Aim: Please find every line below that contains the word "objetivos" and copy each one. Case counts.

Records for the exercise:

○ ○ ○ ○ ○ ○ ○

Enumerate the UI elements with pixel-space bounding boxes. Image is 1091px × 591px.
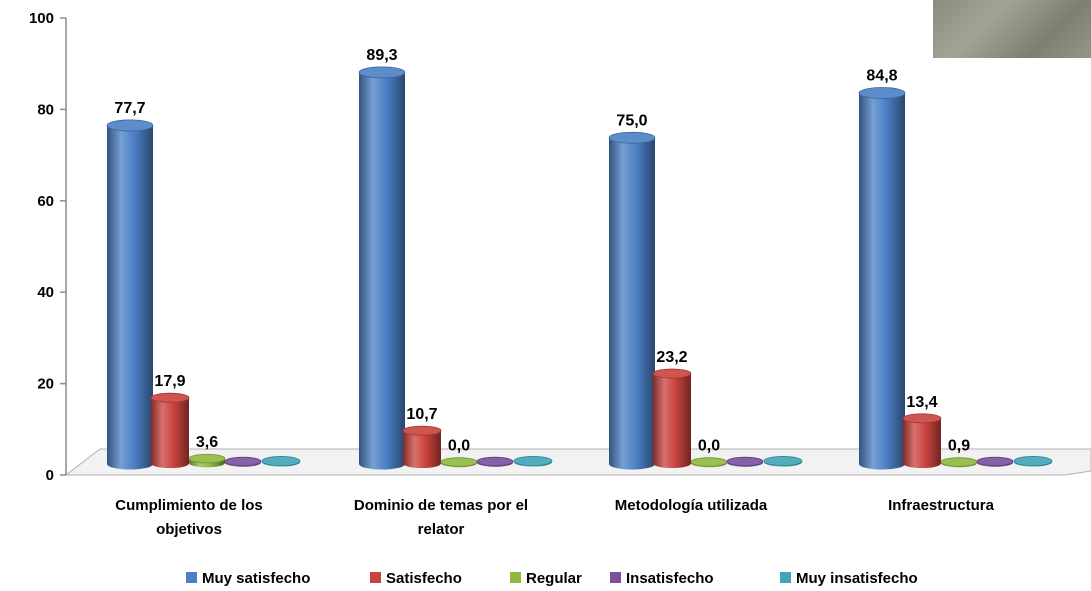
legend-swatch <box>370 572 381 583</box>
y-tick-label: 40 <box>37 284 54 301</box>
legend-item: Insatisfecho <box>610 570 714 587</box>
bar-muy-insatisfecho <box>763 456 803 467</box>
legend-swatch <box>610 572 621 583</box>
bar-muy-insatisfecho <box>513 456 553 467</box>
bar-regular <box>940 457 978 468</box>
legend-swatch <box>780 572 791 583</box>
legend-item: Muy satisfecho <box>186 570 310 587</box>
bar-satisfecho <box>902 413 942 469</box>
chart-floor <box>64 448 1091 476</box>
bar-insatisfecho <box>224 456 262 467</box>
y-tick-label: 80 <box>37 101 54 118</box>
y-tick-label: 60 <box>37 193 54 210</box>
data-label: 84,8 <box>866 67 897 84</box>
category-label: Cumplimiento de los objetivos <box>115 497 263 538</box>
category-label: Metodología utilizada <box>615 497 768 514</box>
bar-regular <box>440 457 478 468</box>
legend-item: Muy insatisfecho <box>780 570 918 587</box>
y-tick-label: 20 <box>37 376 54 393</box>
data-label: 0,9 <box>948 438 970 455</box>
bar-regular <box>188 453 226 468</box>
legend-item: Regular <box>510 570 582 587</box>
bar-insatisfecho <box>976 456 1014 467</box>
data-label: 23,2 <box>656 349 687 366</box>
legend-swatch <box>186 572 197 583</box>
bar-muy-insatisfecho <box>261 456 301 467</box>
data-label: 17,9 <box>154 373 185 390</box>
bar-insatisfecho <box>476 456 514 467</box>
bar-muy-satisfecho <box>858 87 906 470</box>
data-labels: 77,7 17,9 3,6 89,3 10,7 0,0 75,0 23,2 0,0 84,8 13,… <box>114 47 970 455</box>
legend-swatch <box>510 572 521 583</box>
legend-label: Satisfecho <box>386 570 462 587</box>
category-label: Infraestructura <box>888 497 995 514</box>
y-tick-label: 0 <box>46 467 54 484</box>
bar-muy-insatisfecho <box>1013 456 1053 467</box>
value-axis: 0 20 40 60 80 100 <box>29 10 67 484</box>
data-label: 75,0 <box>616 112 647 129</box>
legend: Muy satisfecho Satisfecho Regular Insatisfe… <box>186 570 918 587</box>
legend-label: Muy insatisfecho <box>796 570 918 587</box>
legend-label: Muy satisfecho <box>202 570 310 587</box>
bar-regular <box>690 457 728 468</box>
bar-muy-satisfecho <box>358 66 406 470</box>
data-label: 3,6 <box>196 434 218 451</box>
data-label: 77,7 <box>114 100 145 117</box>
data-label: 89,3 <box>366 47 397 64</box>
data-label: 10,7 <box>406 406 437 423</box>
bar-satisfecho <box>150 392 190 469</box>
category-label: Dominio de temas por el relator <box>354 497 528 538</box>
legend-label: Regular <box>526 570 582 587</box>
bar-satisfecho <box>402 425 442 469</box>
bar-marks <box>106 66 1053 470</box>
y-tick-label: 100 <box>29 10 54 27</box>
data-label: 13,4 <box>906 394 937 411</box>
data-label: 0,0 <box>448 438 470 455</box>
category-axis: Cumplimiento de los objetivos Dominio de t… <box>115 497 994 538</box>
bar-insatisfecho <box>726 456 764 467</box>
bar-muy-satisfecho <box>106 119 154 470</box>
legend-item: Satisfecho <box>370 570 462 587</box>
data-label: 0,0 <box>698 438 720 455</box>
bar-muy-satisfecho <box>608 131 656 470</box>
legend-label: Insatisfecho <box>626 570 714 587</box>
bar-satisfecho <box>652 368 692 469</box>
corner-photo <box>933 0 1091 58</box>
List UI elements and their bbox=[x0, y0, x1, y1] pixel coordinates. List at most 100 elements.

○ ○ ○ ○ ○ ○ ○

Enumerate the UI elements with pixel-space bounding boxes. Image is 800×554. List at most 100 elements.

○ ○ ○ ○ ○ ○ ○

The solution:
category-label: Cumplimiento de los objetivos <box>115 497 263 538</box>
category-axis: Cumplimiento de los objetivos Dominio de t… <box>115 497 994 538</box>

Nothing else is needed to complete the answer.